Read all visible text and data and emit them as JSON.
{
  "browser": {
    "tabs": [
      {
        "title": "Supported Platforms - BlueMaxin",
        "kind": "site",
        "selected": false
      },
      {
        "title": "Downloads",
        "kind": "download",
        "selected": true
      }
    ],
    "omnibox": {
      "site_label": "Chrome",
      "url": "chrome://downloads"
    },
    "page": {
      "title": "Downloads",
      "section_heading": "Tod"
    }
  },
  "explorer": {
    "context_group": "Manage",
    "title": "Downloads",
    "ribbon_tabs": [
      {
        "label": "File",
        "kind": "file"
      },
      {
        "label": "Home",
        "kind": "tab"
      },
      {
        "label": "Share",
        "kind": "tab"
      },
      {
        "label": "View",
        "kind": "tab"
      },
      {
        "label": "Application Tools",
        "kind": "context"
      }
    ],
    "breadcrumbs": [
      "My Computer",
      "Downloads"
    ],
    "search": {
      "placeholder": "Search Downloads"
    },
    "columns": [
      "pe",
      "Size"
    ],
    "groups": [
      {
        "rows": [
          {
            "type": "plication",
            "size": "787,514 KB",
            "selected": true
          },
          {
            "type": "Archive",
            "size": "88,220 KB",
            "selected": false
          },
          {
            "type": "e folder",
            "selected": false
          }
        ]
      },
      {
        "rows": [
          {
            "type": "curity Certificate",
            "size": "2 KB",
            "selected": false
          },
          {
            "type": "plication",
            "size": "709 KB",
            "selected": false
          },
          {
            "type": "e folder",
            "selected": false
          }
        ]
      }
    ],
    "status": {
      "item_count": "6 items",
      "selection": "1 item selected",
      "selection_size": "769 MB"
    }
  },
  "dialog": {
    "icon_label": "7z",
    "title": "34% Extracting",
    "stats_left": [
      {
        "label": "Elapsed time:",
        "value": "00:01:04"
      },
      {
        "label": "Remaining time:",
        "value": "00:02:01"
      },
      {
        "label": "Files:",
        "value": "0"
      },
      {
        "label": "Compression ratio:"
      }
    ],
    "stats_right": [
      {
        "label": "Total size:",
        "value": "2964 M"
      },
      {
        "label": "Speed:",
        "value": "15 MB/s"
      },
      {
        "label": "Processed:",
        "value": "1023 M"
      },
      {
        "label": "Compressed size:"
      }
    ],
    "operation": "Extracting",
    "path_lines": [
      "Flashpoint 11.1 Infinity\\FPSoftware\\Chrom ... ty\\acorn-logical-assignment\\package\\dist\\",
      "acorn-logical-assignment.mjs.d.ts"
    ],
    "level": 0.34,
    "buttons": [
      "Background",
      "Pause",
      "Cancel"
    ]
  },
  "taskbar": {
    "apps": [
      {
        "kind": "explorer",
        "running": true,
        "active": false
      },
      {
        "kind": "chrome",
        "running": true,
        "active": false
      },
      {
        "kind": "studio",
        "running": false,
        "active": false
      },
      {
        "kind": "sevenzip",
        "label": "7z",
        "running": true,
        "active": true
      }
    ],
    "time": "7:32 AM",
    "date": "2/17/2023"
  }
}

Work required: Say, as a bare number, how many lines in the entries above include the string "acorn".

Worked answer: 2